TASK OBJECTIVE: Gather all lines with "várakozási" from the records.

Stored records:

***

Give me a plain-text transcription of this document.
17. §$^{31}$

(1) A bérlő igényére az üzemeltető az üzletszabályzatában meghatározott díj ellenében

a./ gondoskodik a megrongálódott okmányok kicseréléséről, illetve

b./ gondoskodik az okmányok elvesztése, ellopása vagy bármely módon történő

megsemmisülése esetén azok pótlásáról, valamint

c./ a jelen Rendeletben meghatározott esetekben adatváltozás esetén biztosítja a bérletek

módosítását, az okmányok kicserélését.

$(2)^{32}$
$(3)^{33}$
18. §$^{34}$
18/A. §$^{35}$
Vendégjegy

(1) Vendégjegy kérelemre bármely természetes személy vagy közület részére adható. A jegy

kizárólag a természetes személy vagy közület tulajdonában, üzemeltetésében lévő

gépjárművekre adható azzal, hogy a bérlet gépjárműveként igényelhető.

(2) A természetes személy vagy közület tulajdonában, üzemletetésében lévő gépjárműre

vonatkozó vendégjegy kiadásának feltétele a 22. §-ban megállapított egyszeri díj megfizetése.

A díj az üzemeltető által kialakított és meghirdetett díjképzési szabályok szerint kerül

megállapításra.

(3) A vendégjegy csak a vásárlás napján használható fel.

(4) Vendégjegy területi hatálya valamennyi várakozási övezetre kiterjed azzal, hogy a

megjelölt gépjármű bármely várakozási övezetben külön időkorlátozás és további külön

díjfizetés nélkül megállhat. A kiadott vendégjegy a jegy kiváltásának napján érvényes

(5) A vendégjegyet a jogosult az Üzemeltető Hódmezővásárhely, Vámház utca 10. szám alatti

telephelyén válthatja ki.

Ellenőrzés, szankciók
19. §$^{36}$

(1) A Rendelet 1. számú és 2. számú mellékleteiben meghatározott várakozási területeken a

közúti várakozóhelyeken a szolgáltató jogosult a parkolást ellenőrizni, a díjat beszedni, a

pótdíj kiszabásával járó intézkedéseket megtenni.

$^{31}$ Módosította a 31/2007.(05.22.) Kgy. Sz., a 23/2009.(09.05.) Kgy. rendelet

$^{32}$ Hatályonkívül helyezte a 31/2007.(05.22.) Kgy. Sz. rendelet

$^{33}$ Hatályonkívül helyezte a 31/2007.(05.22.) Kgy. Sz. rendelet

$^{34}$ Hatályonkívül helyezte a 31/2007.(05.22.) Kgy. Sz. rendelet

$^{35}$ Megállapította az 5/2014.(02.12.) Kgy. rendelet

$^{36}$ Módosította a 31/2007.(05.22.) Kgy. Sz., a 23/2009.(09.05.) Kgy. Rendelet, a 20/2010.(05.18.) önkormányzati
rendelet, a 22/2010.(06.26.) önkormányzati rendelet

***

RESULT:
(4) Vendégjegy területi hatálya valamennyi várakozási övezetre kiterjed azzal, hogy a
megjelölt gépjármű bármely várakozási övezetben külön időkorlátozás és további külön
(1) A Rendelet 1. számú és 2. számú mellékleteiben meghatározott várakozási területeken a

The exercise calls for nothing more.